Narrow the data below down to the lines containing "sokkelopening".

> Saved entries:
>>>

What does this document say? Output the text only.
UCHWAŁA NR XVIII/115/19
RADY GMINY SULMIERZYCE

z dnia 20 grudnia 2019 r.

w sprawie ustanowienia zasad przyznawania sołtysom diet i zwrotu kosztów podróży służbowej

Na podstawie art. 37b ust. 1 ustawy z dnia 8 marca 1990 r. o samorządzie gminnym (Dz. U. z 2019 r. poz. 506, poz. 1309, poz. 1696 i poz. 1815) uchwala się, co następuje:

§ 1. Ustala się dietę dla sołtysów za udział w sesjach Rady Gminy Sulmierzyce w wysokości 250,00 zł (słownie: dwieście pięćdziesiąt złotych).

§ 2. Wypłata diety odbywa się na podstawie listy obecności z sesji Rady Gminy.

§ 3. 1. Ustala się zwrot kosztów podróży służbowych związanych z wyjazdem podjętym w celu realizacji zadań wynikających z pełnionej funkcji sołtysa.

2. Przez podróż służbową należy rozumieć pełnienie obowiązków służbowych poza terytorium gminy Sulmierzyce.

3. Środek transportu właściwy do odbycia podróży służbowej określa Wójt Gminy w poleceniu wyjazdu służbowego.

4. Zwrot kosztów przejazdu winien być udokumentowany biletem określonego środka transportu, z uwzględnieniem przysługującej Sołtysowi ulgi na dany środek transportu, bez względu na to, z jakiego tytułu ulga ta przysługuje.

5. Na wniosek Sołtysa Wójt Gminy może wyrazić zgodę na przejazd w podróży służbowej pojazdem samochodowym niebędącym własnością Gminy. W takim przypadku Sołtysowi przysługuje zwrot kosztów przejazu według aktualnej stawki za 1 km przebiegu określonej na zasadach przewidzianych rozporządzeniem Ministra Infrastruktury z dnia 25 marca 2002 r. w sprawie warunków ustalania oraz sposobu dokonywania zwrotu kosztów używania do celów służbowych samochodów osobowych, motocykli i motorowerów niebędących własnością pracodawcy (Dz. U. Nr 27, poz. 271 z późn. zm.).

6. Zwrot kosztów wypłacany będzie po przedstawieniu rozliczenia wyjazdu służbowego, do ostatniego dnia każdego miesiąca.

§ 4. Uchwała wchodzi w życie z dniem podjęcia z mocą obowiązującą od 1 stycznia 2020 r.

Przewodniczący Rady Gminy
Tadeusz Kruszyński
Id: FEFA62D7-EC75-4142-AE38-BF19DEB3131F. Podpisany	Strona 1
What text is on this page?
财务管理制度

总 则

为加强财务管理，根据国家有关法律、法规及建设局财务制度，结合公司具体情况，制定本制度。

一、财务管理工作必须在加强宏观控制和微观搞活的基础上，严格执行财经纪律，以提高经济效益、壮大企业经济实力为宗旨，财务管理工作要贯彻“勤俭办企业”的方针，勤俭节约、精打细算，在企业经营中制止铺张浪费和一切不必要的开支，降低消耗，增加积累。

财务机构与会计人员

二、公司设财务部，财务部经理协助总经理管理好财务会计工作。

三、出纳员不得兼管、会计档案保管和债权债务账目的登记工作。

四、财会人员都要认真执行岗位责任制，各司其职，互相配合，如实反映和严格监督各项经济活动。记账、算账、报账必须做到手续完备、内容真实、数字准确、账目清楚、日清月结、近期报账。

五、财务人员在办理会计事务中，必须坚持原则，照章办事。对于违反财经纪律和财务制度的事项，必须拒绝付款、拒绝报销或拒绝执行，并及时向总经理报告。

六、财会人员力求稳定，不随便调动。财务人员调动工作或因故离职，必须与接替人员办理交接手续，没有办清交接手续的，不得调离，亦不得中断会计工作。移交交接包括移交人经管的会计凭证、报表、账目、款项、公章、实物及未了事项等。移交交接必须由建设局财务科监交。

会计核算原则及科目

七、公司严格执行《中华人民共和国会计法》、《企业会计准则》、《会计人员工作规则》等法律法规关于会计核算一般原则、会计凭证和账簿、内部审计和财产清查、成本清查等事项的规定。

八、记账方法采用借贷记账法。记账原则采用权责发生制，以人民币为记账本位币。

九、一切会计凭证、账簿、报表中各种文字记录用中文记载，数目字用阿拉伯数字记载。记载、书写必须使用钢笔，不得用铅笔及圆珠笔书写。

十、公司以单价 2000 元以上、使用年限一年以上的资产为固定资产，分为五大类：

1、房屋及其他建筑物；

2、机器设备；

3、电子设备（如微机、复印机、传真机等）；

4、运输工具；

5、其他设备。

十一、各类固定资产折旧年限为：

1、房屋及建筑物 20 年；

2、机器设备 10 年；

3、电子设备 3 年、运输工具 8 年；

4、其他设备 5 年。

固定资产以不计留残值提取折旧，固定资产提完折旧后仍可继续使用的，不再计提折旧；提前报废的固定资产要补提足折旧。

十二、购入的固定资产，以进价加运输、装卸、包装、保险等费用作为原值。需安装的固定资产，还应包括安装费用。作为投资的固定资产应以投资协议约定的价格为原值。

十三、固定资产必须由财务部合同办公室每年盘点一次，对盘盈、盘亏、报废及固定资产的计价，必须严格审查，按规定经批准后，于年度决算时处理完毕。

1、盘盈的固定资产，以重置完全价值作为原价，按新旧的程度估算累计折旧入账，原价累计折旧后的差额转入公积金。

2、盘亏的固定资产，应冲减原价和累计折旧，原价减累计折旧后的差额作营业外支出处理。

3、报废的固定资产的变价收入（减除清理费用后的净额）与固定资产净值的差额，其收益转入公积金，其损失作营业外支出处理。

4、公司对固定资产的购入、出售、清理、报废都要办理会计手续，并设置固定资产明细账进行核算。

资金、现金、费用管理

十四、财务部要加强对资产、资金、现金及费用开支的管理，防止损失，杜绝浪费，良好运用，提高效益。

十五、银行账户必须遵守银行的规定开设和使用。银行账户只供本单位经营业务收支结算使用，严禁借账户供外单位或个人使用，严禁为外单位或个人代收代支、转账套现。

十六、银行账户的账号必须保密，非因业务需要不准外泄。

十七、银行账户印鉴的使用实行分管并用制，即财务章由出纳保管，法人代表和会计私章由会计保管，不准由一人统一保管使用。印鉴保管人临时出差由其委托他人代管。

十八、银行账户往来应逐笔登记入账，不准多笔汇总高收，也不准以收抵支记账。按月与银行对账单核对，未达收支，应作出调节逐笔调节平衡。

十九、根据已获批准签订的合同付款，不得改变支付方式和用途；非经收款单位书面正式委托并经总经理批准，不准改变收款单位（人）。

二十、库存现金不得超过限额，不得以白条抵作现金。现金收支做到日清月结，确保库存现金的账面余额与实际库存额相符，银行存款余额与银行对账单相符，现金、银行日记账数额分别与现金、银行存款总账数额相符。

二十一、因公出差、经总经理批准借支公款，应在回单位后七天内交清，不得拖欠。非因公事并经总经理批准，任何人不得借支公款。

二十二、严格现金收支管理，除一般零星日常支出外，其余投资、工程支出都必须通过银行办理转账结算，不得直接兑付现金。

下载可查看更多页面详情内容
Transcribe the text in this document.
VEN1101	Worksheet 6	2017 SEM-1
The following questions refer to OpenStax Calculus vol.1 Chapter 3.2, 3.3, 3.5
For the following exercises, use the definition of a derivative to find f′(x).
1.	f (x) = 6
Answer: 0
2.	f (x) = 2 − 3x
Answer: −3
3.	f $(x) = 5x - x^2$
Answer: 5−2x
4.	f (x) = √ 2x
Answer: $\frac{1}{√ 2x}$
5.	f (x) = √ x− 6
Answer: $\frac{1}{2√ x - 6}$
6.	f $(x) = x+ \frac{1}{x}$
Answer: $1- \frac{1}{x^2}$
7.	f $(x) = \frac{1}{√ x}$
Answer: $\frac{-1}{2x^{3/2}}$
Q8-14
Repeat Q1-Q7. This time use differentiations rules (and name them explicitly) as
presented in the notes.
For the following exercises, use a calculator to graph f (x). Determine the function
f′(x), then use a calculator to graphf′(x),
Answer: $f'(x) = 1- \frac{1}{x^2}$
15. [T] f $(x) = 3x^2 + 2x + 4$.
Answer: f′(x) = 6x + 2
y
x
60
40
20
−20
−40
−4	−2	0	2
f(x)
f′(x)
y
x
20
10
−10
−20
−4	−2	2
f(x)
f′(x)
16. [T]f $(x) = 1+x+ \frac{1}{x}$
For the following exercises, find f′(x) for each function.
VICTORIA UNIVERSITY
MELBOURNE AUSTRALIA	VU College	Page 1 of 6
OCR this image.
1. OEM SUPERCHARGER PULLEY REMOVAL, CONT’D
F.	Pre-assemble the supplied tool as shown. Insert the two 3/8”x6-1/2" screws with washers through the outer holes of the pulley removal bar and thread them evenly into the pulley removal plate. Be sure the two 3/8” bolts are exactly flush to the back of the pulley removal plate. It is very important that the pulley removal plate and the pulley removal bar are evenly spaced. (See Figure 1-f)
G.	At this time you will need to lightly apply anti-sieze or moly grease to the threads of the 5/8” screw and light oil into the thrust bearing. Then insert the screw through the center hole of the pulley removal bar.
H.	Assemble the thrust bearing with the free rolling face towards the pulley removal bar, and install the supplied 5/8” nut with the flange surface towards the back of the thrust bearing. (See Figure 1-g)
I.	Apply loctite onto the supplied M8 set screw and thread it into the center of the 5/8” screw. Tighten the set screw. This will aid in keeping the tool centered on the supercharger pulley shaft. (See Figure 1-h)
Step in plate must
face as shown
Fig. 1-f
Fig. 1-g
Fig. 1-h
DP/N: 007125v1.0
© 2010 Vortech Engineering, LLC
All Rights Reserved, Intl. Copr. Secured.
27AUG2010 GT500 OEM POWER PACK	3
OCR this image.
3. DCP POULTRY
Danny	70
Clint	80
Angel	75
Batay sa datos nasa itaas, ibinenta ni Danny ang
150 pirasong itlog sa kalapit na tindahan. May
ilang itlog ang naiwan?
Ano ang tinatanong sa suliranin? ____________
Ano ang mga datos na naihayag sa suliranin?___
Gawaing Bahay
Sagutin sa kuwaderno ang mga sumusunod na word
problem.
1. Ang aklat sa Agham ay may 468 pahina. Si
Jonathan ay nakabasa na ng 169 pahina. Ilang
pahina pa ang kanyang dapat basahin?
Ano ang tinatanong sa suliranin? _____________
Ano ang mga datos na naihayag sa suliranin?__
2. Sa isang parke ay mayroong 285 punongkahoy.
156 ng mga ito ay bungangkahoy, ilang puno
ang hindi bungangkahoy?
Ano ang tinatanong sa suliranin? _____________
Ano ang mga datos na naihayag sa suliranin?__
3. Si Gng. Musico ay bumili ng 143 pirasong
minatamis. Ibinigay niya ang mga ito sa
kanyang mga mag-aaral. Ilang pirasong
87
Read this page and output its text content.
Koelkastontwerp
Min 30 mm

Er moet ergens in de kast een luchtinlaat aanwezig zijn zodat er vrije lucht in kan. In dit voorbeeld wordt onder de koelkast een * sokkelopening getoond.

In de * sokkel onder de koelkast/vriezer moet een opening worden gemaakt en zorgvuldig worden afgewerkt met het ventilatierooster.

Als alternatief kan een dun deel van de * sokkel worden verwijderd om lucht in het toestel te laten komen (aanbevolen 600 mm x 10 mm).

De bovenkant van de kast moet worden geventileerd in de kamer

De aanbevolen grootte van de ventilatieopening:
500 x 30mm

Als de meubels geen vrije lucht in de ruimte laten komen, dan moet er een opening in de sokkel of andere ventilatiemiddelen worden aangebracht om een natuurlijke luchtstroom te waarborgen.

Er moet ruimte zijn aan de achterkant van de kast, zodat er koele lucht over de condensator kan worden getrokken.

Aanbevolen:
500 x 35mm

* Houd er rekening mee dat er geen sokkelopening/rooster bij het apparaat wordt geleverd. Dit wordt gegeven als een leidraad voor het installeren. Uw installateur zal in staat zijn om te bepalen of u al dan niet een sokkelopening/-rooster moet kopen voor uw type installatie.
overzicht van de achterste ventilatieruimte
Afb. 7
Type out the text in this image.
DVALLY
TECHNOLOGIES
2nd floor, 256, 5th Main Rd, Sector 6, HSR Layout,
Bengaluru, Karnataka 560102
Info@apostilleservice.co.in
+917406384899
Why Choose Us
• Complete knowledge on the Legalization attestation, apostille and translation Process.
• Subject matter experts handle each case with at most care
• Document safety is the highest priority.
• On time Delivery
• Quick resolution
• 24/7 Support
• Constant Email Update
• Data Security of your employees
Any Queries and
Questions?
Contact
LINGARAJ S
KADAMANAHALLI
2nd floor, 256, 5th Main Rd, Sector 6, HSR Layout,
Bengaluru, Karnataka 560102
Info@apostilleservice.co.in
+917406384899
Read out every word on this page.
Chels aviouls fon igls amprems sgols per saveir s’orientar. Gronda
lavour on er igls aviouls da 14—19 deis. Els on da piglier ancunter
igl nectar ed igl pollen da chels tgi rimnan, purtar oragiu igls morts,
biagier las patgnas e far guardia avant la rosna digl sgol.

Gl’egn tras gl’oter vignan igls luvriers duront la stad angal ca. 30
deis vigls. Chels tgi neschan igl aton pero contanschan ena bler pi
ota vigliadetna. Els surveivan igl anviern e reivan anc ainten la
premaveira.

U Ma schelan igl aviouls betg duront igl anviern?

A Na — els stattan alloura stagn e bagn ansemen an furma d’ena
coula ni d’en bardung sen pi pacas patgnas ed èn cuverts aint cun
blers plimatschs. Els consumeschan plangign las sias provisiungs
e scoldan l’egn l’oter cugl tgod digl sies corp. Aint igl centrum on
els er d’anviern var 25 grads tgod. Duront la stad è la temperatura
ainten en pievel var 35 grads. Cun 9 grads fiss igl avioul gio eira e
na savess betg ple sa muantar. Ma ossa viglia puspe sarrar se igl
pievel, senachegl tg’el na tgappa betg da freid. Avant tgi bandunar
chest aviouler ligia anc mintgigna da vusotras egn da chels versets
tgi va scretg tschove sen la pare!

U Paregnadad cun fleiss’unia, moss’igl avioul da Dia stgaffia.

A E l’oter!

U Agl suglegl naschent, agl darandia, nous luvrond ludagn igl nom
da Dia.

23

<<<

> Response:
Er moet ergens in de kast een luchtinlaat aanwezig zijn zodat er vrije lucht in kan. In dit voorbeeld wordt onder de koelkast een * sokkelopening getoond.
* Houd er rekening mee dat er geen sokkelopening/rooster bij het apparaat wordt geleverd. Dit wordt gegeven als een leidraad voor het installeren. Uw installateur zal in staat zijn om te bepalen of u al dan niet een sokkelopening/-rooster moet kopen voor uw type installatie.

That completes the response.